Source document:
1

I have a dataframe from which I'd like to extract a subset based on a group condition: for a given year x, if a species only counts 1 individual, then remove it from the df.

I am able to have a subset of this kind:


df %>%
  group_by(species,year) %>%
  summarise(n_inds = n()) %>%
  filter(n_inds > 1)

which gives this results

# A tibble: 1,915 x 3
   espece                     year n_inds
   <fct>                     <dbl>  <int>
 1 Agelaioides badius         2003      5
 2 Agelaioides badius         2004      3
 3 Agelaioides badius         2005      4
 4 Amaurospiza moesta         2005      2
 5 Amaurospiza moesta         2014      2
 6 Amblyramphus holosericeus  2006      2
 7 Ammodramus humeralis       2010      4
 8 Ammodramus humeralis       2011      3
 9 Anabacerthia amaurotis     2001      3
10 Anabacerthia amaurotis     2004      5
# ... with 1,905 more rows

but it's not totally what I want. This df tells me, for example for the 1st row, that they are 5 individuals of Agelaioides badius in 2003 that I want to keep in my original df, alongside all the columns with the different measurements for each corresponding bird (I'm working on birds).

If someone has a solution! :)

Thanks a lot

PS: the original df is counting 19501 observations of 9 variables.

Recology
  • 165
  • 1
  • 10

1 Answers1

2

We don't need the summarise step. Instead use the logical expression directly in filter

library(dplyr)
df %>%
    group_by(species, year) %>%
    filter(n() > 1)

If we need to create the 'n_inds', then use either add_count

df %>%
  add_count(species, year) %>%
  filter(n > 1)

Or create the column with mutate

df %>%
  group_by(species, year) %>%
  mutate(ninds = n()) %>%
  ungroup %>%
  filter(ninds > 1)

The data:
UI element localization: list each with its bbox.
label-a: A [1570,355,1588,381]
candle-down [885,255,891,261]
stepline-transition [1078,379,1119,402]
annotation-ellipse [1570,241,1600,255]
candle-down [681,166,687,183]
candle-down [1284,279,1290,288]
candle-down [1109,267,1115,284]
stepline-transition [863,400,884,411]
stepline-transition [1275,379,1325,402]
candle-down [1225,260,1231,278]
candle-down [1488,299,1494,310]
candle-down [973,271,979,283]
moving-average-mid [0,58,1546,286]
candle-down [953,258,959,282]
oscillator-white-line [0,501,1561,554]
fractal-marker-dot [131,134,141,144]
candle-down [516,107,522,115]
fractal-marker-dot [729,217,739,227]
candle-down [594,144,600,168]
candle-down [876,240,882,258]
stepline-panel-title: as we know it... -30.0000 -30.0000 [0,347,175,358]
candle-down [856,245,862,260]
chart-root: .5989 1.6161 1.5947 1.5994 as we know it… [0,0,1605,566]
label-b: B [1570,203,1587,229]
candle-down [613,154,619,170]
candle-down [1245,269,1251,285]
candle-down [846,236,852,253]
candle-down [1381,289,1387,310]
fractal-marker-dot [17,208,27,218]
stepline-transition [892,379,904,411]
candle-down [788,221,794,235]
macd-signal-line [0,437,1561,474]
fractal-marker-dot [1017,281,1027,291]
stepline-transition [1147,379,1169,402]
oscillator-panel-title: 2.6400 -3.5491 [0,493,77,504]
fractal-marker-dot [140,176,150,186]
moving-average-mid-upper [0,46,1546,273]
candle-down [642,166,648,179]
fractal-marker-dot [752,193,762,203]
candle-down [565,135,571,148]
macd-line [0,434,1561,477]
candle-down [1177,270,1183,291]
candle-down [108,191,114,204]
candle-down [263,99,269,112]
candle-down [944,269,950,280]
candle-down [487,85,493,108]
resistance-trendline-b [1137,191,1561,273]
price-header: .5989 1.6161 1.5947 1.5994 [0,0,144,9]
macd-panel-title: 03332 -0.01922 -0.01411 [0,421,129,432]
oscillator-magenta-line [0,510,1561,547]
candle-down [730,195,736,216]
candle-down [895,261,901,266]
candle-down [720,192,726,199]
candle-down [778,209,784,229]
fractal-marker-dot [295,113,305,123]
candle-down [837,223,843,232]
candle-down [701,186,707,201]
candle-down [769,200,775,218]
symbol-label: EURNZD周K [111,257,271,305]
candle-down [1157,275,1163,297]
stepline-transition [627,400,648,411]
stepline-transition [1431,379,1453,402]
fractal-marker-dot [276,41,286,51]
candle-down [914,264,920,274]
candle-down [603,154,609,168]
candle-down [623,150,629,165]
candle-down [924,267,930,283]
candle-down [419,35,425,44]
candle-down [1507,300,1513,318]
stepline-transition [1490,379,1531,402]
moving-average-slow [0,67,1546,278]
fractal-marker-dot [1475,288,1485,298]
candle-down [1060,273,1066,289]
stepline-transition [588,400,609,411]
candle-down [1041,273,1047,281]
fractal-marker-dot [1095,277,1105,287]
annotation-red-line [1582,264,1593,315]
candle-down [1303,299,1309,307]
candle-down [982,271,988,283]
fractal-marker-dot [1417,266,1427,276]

Complete the following:
1) Reproduce verbatim the part of the R forum thread that opens with the words containing "We don't need" and closes with "filter(n > 1)".
2) How many observations and variables does the original data frame contain, according to the R forum thread?
The records are separate from the R forum thread.

Answer list:
1)
We don't need the summarise step. Instead use the logical expression directly in filter

library(dplyr)
df %>%
    group_by(species, year) %>%
    filter(n() > 1)

If we need to create the 'n_inds', then use either add_count

df %>%
  add_count(species, year) %>%
  filter(n > 1)

2) 19501 observations of 9 variables.